Locate the lines that hold the string "name". Copy every such line.

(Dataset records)
::::::::
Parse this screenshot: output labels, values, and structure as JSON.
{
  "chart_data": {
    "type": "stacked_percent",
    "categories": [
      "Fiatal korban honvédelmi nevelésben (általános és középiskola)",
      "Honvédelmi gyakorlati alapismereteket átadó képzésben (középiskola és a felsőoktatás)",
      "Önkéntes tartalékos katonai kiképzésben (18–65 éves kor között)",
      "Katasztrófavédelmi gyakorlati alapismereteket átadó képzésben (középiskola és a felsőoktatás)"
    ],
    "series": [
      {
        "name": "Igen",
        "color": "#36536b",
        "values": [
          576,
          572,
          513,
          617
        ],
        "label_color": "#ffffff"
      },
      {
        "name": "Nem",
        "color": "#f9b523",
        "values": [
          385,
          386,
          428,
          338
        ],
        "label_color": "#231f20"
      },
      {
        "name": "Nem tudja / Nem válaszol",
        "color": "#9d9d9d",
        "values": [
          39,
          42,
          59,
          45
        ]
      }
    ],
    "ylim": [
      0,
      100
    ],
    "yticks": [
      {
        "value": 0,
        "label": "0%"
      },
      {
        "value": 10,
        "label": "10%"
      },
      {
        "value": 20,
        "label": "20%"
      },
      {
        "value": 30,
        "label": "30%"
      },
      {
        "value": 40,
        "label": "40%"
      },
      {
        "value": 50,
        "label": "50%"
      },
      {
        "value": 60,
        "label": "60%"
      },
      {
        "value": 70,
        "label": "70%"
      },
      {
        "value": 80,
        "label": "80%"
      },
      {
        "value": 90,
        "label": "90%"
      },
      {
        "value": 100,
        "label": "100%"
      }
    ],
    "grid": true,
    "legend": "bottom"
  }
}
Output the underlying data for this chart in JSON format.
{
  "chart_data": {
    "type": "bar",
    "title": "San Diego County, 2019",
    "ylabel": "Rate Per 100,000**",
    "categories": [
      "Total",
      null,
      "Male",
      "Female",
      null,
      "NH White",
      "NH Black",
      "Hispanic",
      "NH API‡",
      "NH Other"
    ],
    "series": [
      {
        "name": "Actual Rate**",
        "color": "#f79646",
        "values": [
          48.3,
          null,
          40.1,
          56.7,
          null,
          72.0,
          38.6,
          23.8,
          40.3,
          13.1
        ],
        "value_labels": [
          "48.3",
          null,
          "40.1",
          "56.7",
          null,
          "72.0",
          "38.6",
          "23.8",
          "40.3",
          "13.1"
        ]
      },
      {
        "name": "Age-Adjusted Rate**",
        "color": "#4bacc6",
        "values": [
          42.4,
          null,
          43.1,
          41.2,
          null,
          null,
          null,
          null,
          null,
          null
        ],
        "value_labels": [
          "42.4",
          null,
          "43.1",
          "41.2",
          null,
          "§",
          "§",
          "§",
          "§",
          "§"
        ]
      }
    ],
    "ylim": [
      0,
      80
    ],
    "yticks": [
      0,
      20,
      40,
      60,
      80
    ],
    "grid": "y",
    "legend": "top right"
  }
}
::::::::
▸ Completed task
        "name": "Igen",
        "name": "Nem",
        "name": "Nem tudja / Nem válaszol",
        "name": "Actual Rate**",
        "name": "Age-Adjusted Rate**",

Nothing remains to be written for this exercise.